Start Exercise data

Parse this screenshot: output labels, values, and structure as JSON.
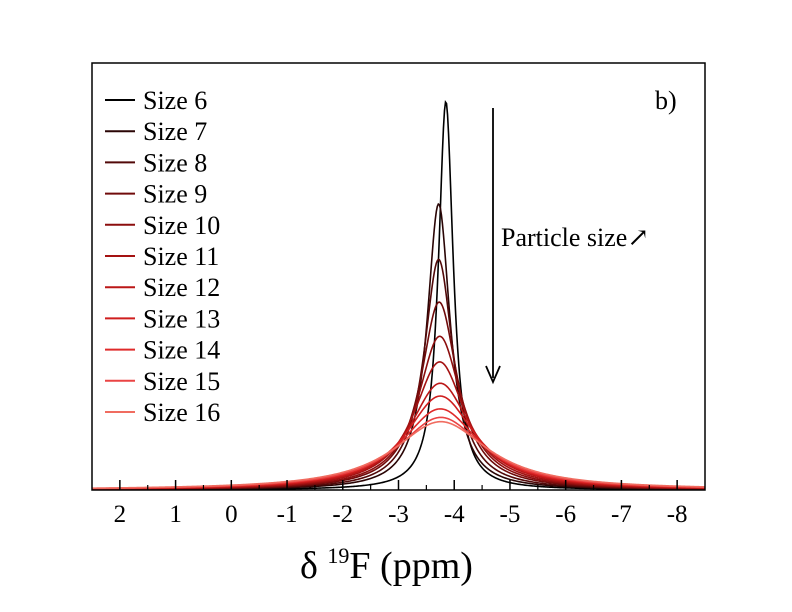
{
  "chart_data": {
    "type": "line",
    "title": "",
    "panel_label": "b)",
    "xlabel": {
      "prefix": "δ ",
      "superscript": "19",
      "suffix": "F (ppm)"
    },
    "ylabel": "",
    "xlim": [
      2.5,
      -8.5
    ],
    "ylim": [
      0,
      1.0
    ],
    "x_ticks": [
      2,
      1,
      0,
      -1,
      -2,
      -3,
      -4,
      -5,
      -6,
      -7,
      -8
    ],
    "x_tick_labels": [
      "2",
      "1",
      "0",
      "-1",
      "-2",
      "-3",
      "-4",
      "-5",
      "-6",
      "-7",
      "-8"
    ],
    "legend_position": "top-left",
    "annotation": {
      "text": "Particle size",
      "arrow": "↗"
    },
    "series": [
      {
        "name": "Size 6",
        "center": -3.85,
        "peak": 0.91,
        "hwhm": 0.16,
        "color": "#000000"
      },
      {
        "name": "Size 7",
        "center": -3.72,
        "peak": 0.67,
        "hwhm": 0.25,
        "color": "#2a0505"
      },
      {
        "name": "Size 8",
        "center": -3.72,
        "peak": 0.54,
        "hwhm": 0.32,
        "color": "#520909"
      },
      {
        "name": "Size 9",
        "center": -3.73,
        "peak": 0.44,
        "hwhm": 0.4,
        "color": "#700b0b"
      },
      {
        "name": "Size 10",
        "center": -3.74,
        "peak": 0.36,
        "hwhm": 0.48,
        "color": "#8c0e0e"
      },
      {
        "name": "Size 11",
        "center": -3.74,
        "peak": 0.3,
        "hwhm": 0.57,
        "color": "#a41212"
      },
      {
        "name": "Size 12",
        "center": -3.75,
        "peak": 0.25,
        "hwhm": 0.67,
        "color": "#bb1717"
      },
      {
        "name": "Size 13",
        "center": -3.75,
        "peak": 0.22,
        "hwhm": 0.76,
        "color": "#cf1e1e"
      },
      {
        "name": "Size 14",
        "center": -3.75,
        "peak": 0.19,
        "hwhm": 0.86,
        "color": "#df2a2a"
      },
      {
        "name": "Size 15",
        "center": -3.76,
        "peak": 0.17,
        "hwhm": 0.95,
        "color": "#ea4444"
      },
      {
        "name": "Size 16",
        "center": -3.76,
        "peak": 0.16,
        "hwhm": 1.04,
        "color": "#f06c60"
      }
    ]
  }
}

End Exercise data

What needs to be done: Pictures stay out; repeat all the rest of the records exactly.

Result for this exercise:
Parse this screenshot: output labels, values, and structure as JSON.
{
  "chart_data": {
    "type": "line",
    "title": "",
    "panel_label": "b)",
    "xlabel": {
      "prefix": "δ ",
      "superscript": "19",
      "suffix": "F (ppm)"
    },
    "ylabel": "",
    "xlim": [
      2.5,
      -8.5
    ],
    "ylim": [
      0,
      1.0
    ],
    "x_ticks": [
      2,
      1,
      0,
      -1,
      -2,
      -3,
      -4,
      -5,
      -6,
      -7,
      -8
    ],
    "x_tick_labels": [
      "2",
      "1",
      "0",
      "-1",
      "-2",
      "-3",
      "-4",
      "-5",
      "-6",
      "-7",
      "-8"
    ],
    "legend_position": "top-left",
    "annotation": {
      "text": "Particle size",
      "arrow": "↗"
    },
    "series": [
      {
        "name": "Size 6",
        "center": -3.85,
        "peak": 0.91,
        "hwhm": 0.16,
        "color": "#000000"
      },
      {
        "name": "Size 7",
        "center": -3.72,
        "peak": 0.67,
        "hwhm": 0.25,
        "color": "#2a0505"
      },
      {
        "name": "Size 8",
        "center": -3.72,
        "peak": 0.54,
        "hwhm": 0.32,
        "color": "#520909"
      },
      {
        "name": "Size 9",
        "center": -3.73,
        "peak": 0.44,
        "hwhm": 0.4,
        "color": "#700b0b"
      },
      {
        "name": "Size 10",
        "center": -3.74,
        "peak": 0.36,
        "hwhm": 0.48,
        "color": "#8c0e0e"
      },
      {
        "name": "Size 11",
        "center": -3.74,
        "peak": 0.3,
        "hwhm": 0.57,
        "color": "#a41212"
      },
      {
        "name": "Size 12",
        "center": -3.75,
        "peak": 0.25,
        "hwhm": 0.67,
        "color": "#bb1717"
      },
      {
        "name": "Size 13",
        "center": -3.75,
        "peak": 0.22,
        "hwhm": 0.76,
        "color": "#cf1e1e"
      },
      {
        "name": "Size 14",
        "center": -3.75,
        "peak": 0.19,
        "hwhm": 0.86,
        "color": "#df2a2a"
      },
      {
        "name": "Size 15",
        "center": -3.76,
        "peak": 0.17,
        "hwhm": 0.95,
        "color": "#ea4444"
      },
      {
        "name": "Size 16",
        "center": -3.76,
        "peak": 0.16,
        "hwhm": 1.04,
        "color": "#f06c60"
      }
    ]
  }
}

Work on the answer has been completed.